__Seçki__:
:::::

Anasayfa KeşfetGezi İstanbul’un Gizemleri

İstanbul’un Gizemleri

Ayşegül Parlayan Özalp

İstanbul’un tarihi mekanlarını hikayeler, sırlar, rivayetler dolduruyor. Atlas, Kasım 2014 tarihli 260. sayısında okurlarına “İstanbul’un Gizemleri” kitabı hediye etmişti; bu özel çalışmadan 12 maddelik bir seçki hazırladık.

Hazırlayan: Tevfik Taş

TELLİ BABA TÜRBESİ

TELLİ BABA TÜRBESİ
Picture 9 of 12

Rumeli Kavağı’nda antik çağdan beri yerleşim olduğu biliniyor. Antikçağda burada İason’un yaptırdığı bir Kybele ve Serapis tapınağı bulunduğu birçok kaynakta yer alır. Geçmişte bir balıkçı köyü olan yerleşim, bugün de balık kültürüyle söz ettirir kendinden.

:::::

__Görevin kapsamı__: Seçkiyi "Ayşegül Parlayan Özalp" sözlerinden başlayarak "söz ettirir kendinden." sözleri de dahil olmak üzere yeniden yazın; bu bölümde "balıkçı köyü" yerine "liman kasabası" kullanın.

:::::

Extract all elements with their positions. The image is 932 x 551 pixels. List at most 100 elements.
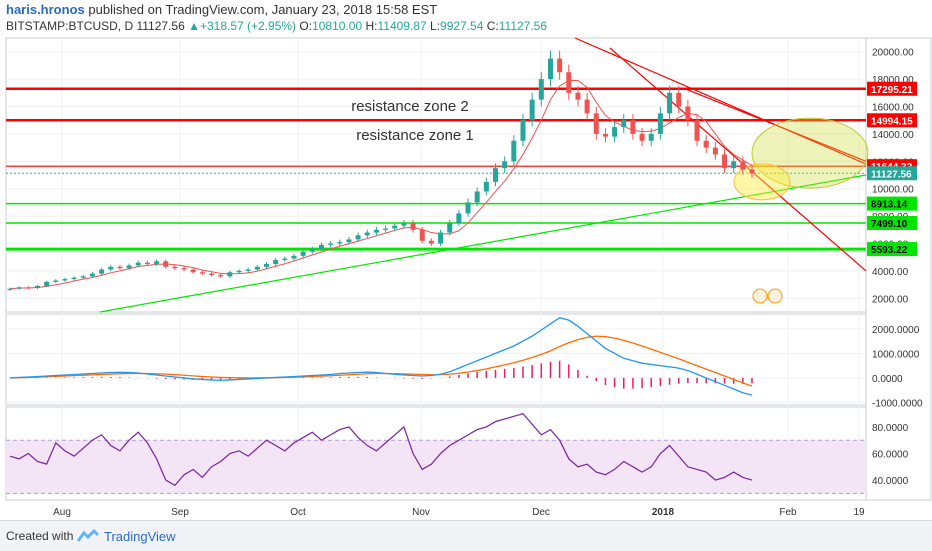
candle-body — [300, 251, 306, 256]
candle-body — [172, 266, 178, 269]
forecast-zone-yellow — [733, 163, 791, 201]
macd-tick-label: 2000.0000 — [872, 325, 920, 336]
candle-body — [16, 287, 22, 289]
candle-body — [456, 213, 462, 223]
candle-body — [218, 275, 224, 277]
candle-body — [483, 181, 489, 192]
candle-body — [263, 264, 269, 267]
event-badge-icon — [767, 288, 783, 304]
candle-body — [667, 92, 673, 114]
annotation-resistance-zone-1: resistance zone 1 — [356, 127, 474, 144]
candle-body — [392, 225, 398, 229]
candle-body — [502, 161, 508, 169]
candle-body — [538, 79, 544, 100]
candle-body — [428, 240, 434, 244]
candle-body — [7, 288, 13, 290]
candle-body — [190, 269, 196, 273]
open-value: 10810.00 — [312, 19, 363, 33]
created-with-text: Created with — [6, 529, 74, 543]
macd-tick-label: 1000.0000 — [872, 349, 920, 360]
candle-body — [80, 276, 86, 278]
resistance-trendline-2 — [609, 47, 867, 272]
candle-body — [209, 273, 215, 276]
candle-body — [584, 99, 590, 114]
up-arrow-icon: ▲ — [188, 19, 200, 33]
price-label-support: 5593.22 — [871, 245, 908, 256]
candle-body — [62, 279, 68, 281]
candle-body — [740, 161, 746, 170]
low-label: L: — [430, 19, 441, 33]
publication-header: haris.hronos published on TradingView.co… — [6, 2, 437, 17]
price-label-bg — [867, 81, 917, 96]
y-tick-label: 20000.00 — [872, 48, 914, 59]
candle-body — [89, 273, 95, 277]
candle-body — [474, 191, 480, 203]
candle-body — [529, 99, 535, 121]
candle-body — [71, 277, 77, 280]
macd-line — [9, 316, 753, 396]
candle-body — [602, 133, 608, 137]
candle-body — [447, 222, 453, 233]
candle-body — [346, 239, 352, 243]
candle-body — [99, 269, 105, 274]
x-tick-label: 19 — [853, 507, 865, 518]
candle-body — [144, 262, 150, 265]
annotation-resistance-zone-2: resistance zone 2 — [351, 98, 469, 115]
pane-frame-2 — [5, 313, 867, 406]
moving-average-line — [9, 79, 753, 290]
candle-body — [465, 202, 471, 214]
close-label: C: — [486, 19, 499, 33]
author-link[interactable]: haris.hronos — [6, 2, 85, 17]
candle-body — [621, 120, 627, 128]
candle-body — [53, 280, 59, 282]
y-tick-label: 16000.00 — [872, 103, 914, 114]
candle-body — [373, 229, 379, 233]
candle-body — [593, 113, 599, 134]
y-tick-label: 4000.00 — [872, 267, 909, 278]
macd-tick-label: -1000.0000 — [872, 399, 923, 410]
candle-body — [108, 266, 114, 270]
x-tick-label: 2018 — [652, 507, 675, 518]
candle-body — [657, 113, 663, 134]
candle-body — [438, 232, 444, 244]
candle-body — [282, 258, 288, 260]
event-badge-icon — [752, 288, 768, 304]
y-tick-label: 2000.00 — [872, 294, 909, 305]
candle-body — [328, 243, 334, 245]
candle-body — [511, 140, 517, 162]
price-label-bg — [867, 166, 917, 181]
candle-body — [731, 161, 737, 169]
candle-body — [117, 266, 123, 269]
high-label: H: — [365, 19, 378, 33]
tradingview-logo-icon — [76, 528, 100, 548]
published-text: published on TradingView.com, January 23… — [88, 2, 438, 17]
price-label-support: 7499.10 — [871, 219, 908, 230]
candle-body — [493, 168, 499, 182]
candle-body — [245, 269, 251, 271]
price-label-bg — [867, 196, 917, 211]
candle-body — [630, 120, 636, 134]
price-label-bg — [867, 242, 917, 257]
x-tick-label: Nov — [412, 507, 430, 518]
rsi-tick-label: 40.0000 — [872, 476, 909, 487]
last-price: 11127.56 — [136, 19, 185, 33]
price-label-last: 11127.56 — [871, 169, 912, 180]
candle-body — [557, 58, 563, 73]
trading-chart[interactable]: Aug Sep Oct Nov Dec 2018 Feb 19 2000.00 4000.00 60… — [0, 0, 932, 520]
candle-body — [355, 235, 361, 240]
forecast-zone-green — [751, 117, 869, 189]
candle-body — [181, 268, 187, 270]
candle-body — [227, 272, 233, 277]
tradingview-brand[interactable]: TradingView — [104, 529, 176, 544]
candle-body — [401, 222, 407, 226]
candle-body — [694, 120, 700, 141]
price-label-bg — [867, 113, 917, 128]
low-value: 9927.54 — [440, 19, 484, 33]
candle-body — [126, 265, 132, 269]
rsi-band — [6, 440, 866, 494]
y-tick-label: 18000.00 — [872, 75, 914, 86]
candle-body — [639, 133, 645, 141]
candle-body — [749, 169, 755, 174]
candle-body — [154, 261, 160, 265]
high-value: 11409.87 — [377, 19, 427, 33]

:::::

__Nihai sonuç__:
Ayşegül Parlayan Özalp

İstanbul’un tarihi mekanlarını hikayeler, sırlar, rivayetler dolduruyor. Atlas, Kasım 2014 tarihli 260. sayısında okurlarına “İstanbul’un Gizemleri” kitabı hediye etmişti; bu özel çalışmadan 12 maddelik bir seçki hazırladık.

Hazırlayan: Tevfik Taş

TELLİ BABA TÜRBESİ

TELLİ BABA TÜRBESİ
Picture 9 of 12

Rumeli Kavağı’nda antik çağdan beri yerleşim olduğu biliniyor. Antikçağda burada İason’un yaptırdığı bir Kybele ve Serapis tapınağı bulunduğu birçok kaynakta yer alır. Geçmişte bir liman kasabası olan yerleşim, bugün de balık kültürüyle söz ettirir kendinden.